Data excerpts:
-----

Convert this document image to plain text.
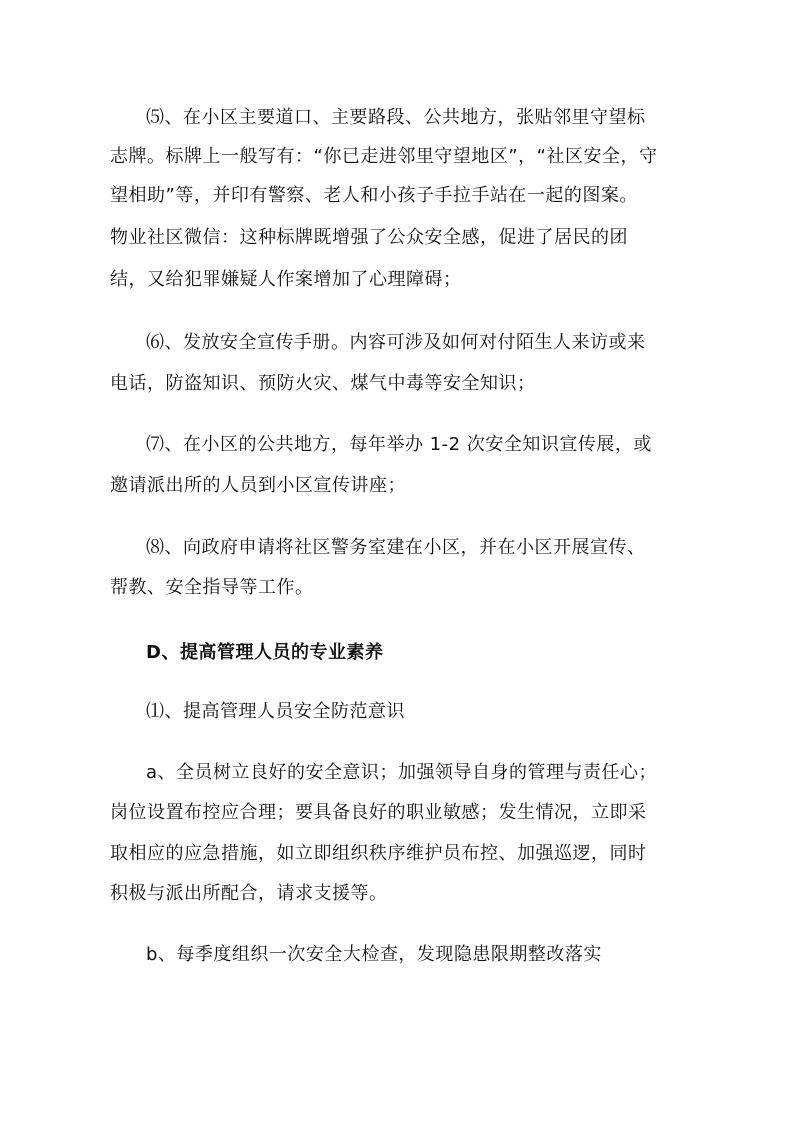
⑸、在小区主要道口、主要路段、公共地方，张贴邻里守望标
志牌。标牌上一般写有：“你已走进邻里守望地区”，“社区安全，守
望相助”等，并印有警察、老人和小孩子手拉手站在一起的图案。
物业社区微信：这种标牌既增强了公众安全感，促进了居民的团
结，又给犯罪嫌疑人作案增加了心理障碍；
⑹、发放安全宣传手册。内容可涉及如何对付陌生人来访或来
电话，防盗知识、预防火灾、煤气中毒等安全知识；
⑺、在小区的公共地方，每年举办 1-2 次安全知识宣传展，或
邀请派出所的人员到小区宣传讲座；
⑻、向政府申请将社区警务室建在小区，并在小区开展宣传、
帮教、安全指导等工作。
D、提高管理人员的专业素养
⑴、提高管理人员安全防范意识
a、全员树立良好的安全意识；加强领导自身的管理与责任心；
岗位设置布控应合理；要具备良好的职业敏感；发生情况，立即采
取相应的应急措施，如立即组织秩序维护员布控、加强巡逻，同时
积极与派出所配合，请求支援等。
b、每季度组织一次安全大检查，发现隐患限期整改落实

-----

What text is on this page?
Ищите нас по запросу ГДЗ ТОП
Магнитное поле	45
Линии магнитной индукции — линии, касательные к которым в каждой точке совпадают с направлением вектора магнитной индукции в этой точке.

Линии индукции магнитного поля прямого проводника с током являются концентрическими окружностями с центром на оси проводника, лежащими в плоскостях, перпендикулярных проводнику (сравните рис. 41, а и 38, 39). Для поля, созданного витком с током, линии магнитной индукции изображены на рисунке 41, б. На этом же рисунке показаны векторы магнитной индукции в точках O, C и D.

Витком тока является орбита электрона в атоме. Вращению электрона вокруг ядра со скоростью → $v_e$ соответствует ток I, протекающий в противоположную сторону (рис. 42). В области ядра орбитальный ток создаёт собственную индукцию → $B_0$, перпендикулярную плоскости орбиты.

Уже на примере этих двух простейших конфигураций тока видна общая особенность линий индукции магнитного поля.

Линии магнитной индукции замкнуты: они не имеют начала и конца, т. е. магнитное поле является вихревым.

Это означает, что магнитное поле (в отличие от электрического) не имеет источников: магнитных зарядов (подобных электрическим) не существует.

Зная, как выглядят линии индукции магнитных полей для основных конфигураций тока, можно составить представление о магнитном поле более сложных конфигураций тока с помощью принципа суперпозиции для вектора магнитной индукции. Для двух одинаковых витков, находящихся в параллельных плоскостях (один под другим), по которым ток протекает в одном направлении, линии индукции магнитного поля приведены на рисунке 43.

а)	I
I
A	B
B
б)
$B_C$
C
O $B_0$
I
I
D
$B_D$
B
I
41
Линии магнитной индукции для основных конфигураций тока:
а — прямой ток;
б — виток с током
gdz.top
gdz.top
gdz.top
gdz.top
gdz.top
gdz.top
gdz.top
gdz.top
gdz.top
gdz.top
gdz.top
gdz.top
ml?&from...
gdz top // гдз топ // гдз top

-----

THE PROBLEM:
Copy every line above in which the string "вектора" shows up.

WRITTEN SOLUTION:
Линии магнитной индукции — линии, касательные к которым в каждой точке совпадают с направлением вектора магнитной индукции в этой точке.
Зная, как выглядят линии индукции магнитных полей для основных конфигураций тока, можно составить представление о магнитном поле более сложных конфигураций тока с помощью принципа суперпозиции для вектора магнитной индукции. Для двух одинаковых витков, находящихся в параллельных плоскостях (один под другим), по которым ток протекает в одном направлении, линии индукции магнитного поля приведены на рисунке 43.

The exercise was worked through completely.